▶ [Set problem]
Transcribe exactly the lines from the one holding "Output the text content of this document." to the end of the data below, including both of those lines and no others.

Collected data
○ ○ ○

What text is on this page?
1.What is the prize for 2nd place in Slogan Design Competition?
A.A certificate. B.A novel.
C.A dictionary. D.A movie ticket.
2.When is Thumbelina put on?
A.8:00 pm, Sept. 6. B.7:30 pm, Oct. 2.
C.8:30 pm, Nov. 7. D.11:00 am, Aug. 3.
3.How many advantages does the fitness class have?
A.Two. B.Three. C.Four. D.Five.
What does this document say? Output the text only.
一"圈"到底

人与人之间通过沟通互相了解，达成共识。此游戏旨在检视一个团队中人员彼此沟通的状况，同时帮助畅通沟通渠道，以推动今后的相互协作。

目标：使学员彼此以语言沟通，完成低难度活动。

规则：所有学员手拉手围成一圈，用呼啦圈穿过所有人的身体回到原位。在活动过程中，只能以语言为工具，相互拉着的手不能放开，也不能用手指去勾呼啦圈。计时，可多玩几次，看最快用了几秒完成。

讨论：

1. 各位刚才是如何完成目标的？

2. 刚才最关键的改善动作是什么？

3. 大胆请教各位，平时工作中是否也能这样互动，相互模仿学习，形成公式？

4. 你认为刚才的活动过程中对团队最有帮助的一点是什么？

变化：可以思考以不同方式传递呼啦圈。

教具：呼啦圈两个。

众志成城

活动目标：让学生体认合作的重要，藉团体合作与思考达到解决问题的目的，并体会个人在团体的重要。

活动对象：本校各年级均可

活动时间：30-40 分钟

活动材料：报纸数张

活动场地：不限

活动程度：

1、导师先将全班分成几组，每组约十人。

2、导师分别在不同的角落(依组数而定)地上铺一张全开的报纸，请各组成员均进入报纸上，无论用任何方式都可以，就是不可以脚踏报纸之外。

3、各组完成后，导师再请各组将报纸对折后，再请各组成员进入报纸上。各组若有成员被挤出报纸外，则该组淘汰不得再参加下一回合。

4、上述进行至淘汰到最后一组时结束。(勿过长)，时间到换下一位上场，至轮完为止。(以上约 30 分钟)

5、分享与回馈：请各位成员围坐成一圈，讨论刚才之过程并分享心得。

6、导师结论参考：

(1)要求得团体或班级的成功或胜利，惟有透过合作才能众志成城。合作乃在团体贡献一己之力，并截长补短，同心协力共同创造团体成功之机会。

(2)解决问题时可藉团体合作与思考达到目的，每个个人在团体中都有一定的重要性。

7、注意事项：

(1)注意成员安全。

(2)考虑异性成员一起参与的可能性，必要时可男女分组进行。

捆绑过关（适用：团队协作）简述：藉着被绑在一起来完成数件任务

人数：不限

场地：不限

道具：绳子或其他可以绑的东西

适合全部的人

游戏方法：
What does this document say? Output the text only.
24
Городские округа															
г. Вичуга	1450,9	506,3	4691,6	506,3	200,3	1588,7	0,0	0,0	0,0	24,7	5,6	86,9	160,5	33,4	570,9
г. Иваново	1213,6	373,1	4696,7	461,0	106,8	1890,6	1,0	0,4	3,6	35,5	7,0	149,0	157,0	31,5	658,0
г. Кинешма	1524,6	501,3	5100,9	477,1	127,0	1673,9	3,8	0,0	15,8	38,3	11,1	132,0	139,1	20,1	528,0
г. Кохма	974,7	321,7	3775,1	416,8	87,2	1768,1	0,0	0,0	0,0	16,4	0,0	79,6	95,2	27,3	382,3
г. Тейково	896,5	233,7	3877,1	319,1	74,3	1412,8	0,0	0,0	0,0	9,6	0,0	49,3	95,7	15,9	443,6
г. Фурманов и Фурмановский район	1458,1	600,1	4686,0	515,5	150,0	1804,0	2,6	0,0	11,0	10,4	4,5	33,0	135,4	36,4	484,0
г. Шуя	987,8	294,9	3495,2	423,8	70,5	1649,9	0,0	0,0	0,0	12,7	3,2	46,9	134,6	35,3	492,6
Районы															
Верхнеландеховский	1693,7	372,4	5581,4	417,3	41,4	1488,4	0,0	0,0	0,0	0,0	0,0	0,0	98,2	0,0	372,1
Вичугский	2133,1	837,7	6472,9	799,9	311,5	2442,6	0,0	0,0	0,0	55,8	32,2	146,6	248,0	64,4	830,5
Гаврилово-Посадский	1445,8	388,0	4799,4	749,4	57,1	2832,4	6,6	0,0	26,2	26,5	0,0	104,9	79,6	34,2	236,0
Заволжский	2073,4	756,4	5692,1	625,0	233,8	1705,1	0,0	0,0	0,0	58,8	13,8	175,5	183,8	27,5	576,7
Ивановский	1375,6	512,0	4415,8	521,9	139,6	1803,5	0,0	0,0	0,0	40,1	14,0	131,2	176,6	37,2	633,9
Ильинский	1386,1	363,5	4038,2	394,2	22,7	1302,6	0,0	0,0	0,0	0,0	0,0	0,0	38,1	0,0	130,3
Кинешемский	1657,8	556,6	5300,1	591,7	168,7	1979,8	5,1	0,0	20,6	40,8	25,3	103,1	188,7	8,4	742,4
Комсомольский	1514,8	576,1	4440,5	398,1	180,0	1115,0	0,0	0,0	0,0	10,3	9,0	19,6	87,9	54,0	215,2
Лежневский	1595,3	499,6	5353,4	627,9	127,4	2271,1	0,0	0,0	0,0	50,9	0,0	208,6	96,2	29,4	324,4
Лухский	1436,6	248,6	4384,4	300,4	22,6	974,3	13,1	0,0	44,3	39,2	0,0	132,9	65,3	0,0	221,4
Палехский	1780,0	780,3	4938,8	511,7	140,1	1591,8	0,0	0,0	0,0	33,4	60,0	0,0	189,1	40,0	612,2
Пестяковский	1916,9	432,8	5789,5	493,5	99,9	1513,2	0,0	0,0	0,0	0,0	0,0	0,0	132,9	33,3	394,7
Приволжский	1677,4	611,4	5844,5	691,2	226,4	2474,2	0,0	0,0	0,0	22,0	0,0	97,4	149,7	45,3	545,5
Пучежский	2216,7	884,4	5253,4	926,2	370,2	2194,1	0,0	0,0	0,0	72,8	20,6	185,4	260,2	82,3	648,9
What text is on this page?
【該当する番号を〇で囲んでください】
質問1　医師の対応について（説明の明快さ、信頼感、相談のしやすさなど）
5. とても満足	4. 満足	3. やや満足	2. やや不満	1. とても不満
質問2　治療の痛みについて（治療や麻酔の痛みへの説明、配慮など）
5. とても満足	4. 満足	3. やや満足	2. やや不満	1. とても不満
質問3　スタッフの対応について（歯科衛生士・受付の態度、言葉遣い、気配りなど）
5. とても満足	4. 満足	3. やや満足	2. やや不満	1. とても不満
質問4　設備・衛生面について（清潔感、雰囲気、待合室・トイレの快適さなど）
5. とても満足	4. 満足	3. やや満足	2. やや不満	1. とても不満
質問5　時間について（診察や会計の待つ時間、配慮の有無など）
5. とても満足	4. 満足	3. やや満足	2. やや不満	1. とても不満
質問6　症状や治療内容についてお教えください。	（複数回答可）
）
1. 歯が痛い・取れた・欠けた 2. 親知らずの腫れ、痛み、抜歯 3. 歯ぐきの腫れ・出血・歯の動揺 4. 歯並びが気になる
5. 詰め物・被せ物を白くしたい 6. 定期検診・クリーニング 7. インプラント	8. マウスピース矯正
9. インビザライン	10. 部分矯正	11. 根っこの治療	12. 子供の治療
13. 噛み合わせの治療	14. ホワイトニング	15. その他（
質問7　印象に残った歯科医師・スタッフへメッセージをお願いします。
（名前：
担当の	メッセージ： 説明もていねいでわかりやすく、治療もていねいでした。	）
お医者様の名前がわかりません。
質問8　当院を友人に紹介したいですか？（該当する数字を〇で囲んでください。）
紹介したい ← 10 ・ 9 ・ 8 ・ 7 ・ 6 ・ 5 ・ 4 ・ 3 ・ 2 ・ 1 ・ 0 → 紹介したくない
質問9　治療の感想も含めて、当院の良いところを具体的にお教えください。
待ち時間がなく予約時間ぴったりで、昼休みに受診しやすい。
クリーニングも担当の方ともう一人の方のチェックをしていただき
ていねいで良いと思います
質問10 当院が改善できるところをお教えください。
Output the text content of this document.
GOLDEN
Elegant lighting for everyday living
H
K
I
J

○ ○ ○

▶ [Answer for this exercise]
Output the text content of this document.
GOLDEN
Elegant lighting for everyday living
H
K
I
J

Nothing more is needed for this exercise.